What you will do:
Copy all the entries word for word, but omit the pictures.

Provided material:
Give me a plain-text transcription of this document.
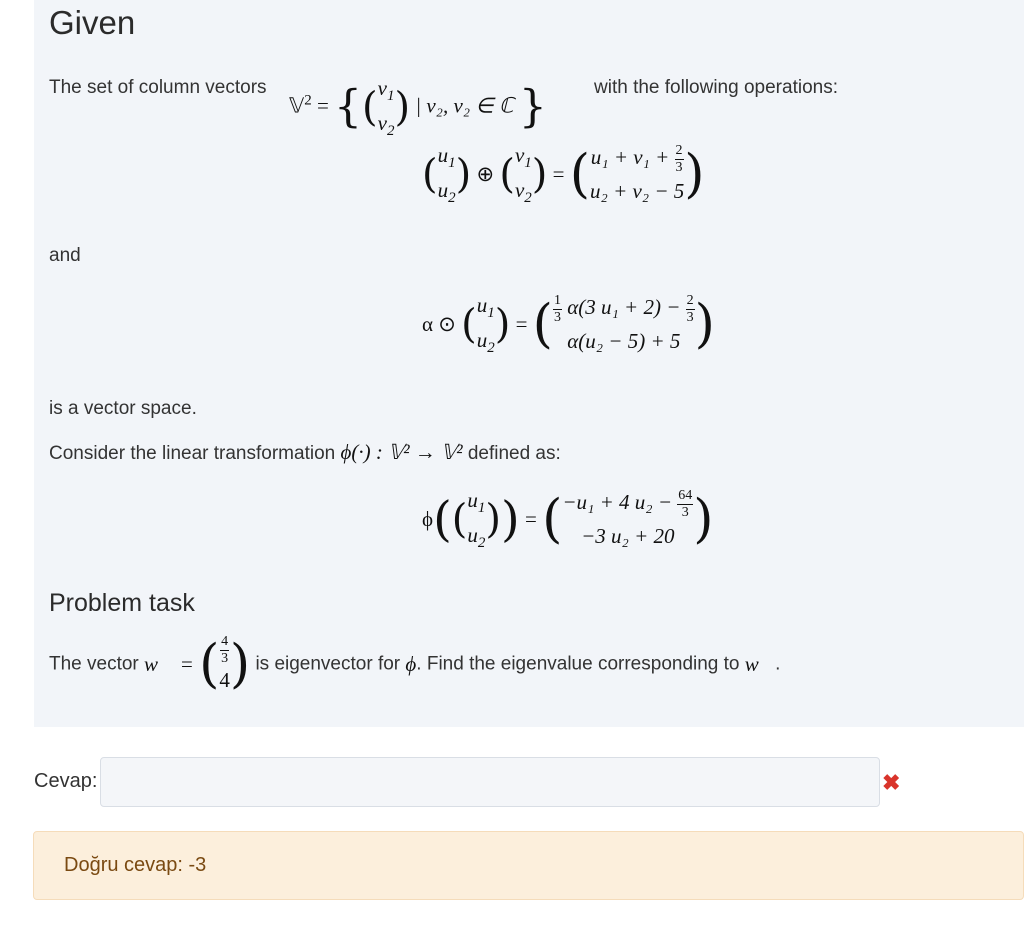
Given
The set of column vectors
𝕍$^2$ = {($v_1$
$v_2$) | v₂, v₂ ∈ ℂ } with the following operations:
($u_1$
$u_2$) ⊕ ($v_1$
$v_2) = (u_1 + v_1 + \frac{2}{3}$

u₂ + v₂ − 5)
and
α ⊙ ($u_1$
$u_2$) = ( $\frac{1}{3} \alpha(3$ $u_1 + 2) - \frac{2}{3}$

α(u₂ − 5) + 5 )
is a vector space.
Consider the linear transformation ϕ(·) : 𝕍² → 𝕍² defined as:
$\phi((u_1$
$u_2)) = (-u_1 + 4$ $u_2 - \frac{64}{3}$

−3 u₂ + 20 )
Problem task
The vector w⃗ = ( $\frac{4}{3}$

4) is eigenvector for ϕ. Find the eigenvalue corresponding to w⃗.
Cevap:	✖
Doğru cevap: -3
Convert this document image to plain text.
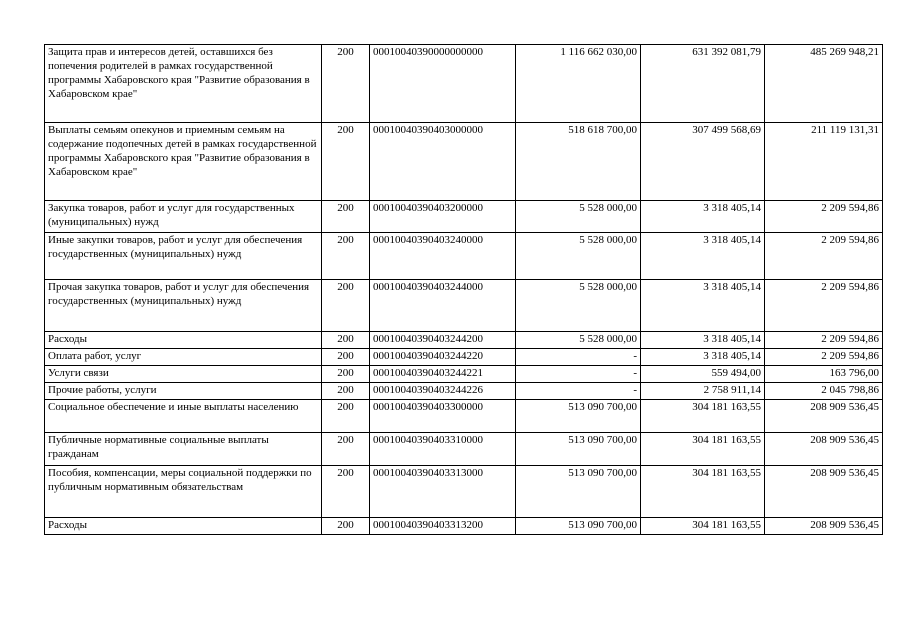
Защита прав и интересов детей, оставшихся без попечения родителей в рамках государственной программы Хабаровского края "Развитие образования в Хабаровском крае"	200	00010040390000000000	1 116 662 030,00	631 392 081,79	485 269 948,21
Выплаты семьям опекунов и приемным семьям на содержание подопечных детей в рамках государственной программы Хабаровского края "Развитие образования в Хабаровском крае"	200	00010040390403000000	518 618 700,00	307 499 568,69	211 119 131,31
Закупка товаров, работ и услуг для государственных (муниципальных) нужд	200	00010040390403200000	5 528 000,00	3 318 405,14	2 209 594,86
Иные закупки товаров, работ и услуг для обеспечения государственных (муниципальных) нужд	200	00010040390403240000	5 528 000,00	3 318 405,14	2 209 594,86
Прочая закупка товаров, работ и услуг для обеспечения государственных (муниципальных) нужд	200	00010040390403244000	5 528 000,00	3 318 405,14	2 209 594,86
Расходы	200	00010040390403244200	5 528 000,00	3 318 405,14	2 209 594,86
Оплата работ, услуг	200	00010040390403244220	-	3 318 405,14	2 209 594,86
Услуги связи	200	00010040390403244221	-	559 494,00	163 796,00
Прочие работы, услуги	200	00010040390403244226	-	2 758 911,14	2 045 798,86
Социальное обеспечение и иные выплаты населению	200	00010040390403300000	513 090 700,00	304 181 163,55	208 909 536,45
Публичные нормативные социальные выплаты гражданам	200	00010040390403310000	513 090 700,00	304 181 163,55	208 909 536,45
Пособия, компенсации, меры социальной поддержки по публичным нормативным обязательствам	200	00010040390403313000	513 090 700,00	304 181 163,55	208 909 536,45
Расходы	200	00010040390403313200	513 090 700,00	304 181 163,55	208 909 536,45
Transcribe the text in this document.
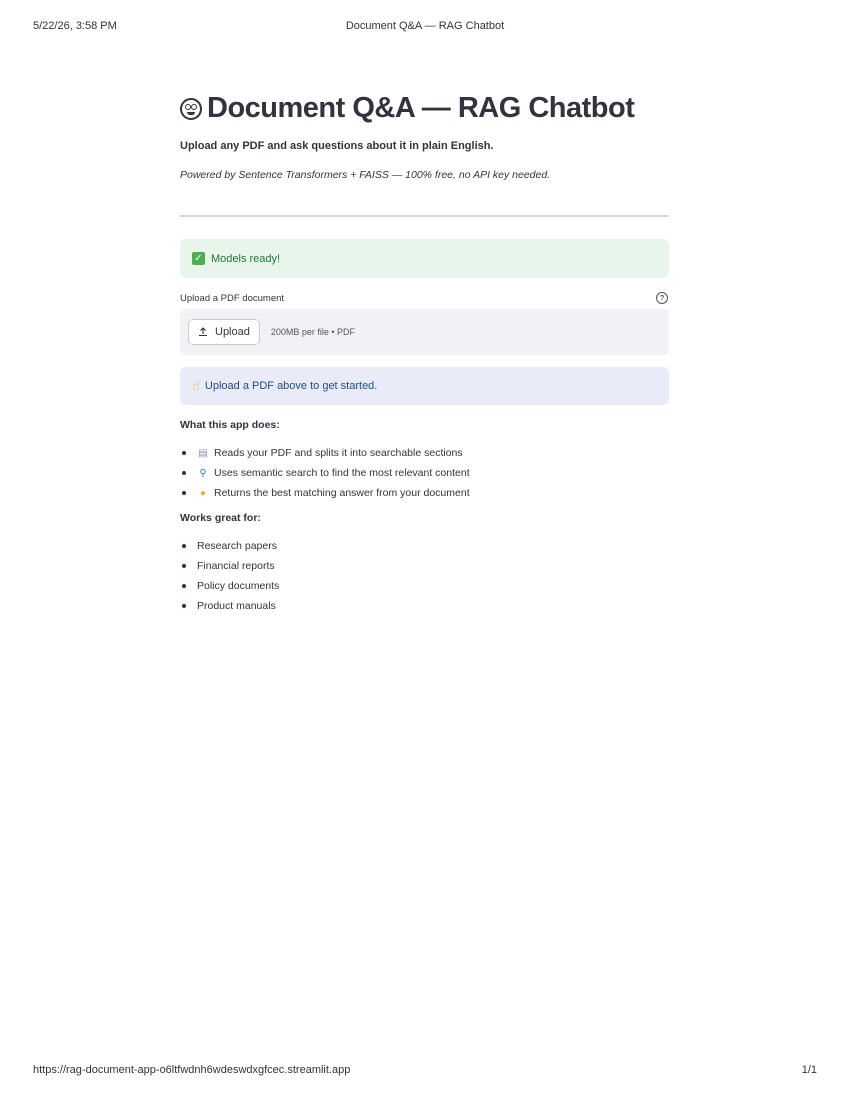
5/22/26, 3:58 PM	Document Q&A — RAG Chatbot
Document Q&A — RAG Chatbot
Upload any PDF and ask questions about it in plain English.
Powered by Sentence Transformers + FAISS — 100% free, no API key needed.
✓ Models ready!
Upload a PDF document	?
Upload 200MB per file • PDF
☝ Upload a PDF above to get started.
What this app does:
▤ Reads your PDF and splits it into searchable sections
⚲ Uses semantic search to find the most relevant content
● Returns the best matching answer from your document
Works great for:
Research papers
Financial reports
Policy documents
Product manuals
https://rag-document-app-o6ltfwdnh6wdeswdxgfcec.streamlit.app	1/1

Finished exercise:
Give me a plain-text transcription of this document.
Given
The set of column vectors
𝕍$^2$ = {($v_1$
$v_2$) | v₂, v₂ ∈ ℂ } with the following operations:
($u_1$
$u_2$) ⊕ ($v_1$
$v_2) = (u_1 + v_1 + \frac{2}{3}$

u₂ + v₂ − 5)
and
α ⊙ ($u_1$
$u_2$) = ( $\frac{1}{3} \alpha(3$ $u_1 + 2) - \frac{2}{3}$

α(u₂ − 5) + 5 )
is a vector space.
Consider the linear transformation ϕ(·) : 𝕍² → 𝕍² defined as:
$\phi((u_1$
$u_2)) = (-u_1 + 4$ $u_2 - \frac{64}{3}$

−3 u₂ + 20 )
Problem task
The vector w⃗ = ( $\frac{4}{3}$

4) is eigenvector for ϕ. Find the eigenvalue corresponding to w⃗.
Cevap:	✖
Doğru cevap: -3
Convert this document image to plain text.
Защита прав и интересов детей, оставшихся без попечения родителей в рамках государственной программы Хабаровского края "Развитие образования в Хабаровском крае"	200	00010040390000000000	1 116 662 030,00	631 392 081,79	485 269 948,21
Выплаты семьям опекунов и приемным семьям на содержание подопечных детей в рамках государственной программы Хабаровского края "Развитие образования в Хабаровском крае"	200	00010040390403000000	518 618 700,00	307 499 568,69	211 119 131,31
Закупка товаров, работ и услуг для государственных (муниципальных) нужд	200	00010040390403200000	5 528 000,00	3 318 405,14	2 209 594,86
Иные закупки товаров, работ и услуг для обеспечения государственных (муниципальных) нужд	200	00010040390403240000	5 528 000,00	3 318 405,14	2 209 594,86
Прочая закупка товаров, работ и услуг для обеспечения государственных (муниципальных) нужд	200	00010040390403244000	5 528 000,00	3 318 405,14	2 209 594,86
Расходы	200	00010040390403244200	5 528 000,00	3 318 405,14	2 209 594,86
Оплата работ, услуг	200	00010040390403244220	-	3 318 405,14	2 209 594,86
Услуги связи	200	00010040390403244221	-	559 494,00	163 796,00
Прочие работы, услуги	200	00010040390403244226	-	2 758 911,14	2 045 798,86
Социальное обеспечение и иные выплаты населению	200	00010040390403300000	513 090 700,00	304 181 163,55	208 909 536,45
Публичные нормативные социальные выплаты гражданам	200	00010040390403310000	513 090 700,00	304 181 163,55	208 909 536,45
Пособия, компенсации, меры социальной поддержки по публичным нормативным обязательствам	200	00010040390403313000	513 090 700,00	304 181 163,55	208 909 536,45
Расходы	200	00010040390403313200	513 090 700,00	304 181 163,55	208 909 536,45
Transcribe the text in this document.
5/22/26, 3:58 PM	Document Q&A — RAG Chatbot
Document Q&A — RAG Chatbot
Upload any PDF and ask questions about it in plain English.
Powered by Sentence Transformers + FAISS — 100% free, no API key needed.
✓ Models ready!
Upload a PDF document	?
Upload 200MB per file • PDF
☝ Upload a PDF above to get started.
What this app does:
▤ Reads your PDF and splits it into searchable sections
⚲ Uses semantic search to find the most relevant content
● Returns the best matching answer from your document
Works great for:
Research papers
Financial reports
Policy documents
Product manuals
https://rag-document-app-o6ltfwdnh6wdeswdxgfcec.streamlit.app	1/1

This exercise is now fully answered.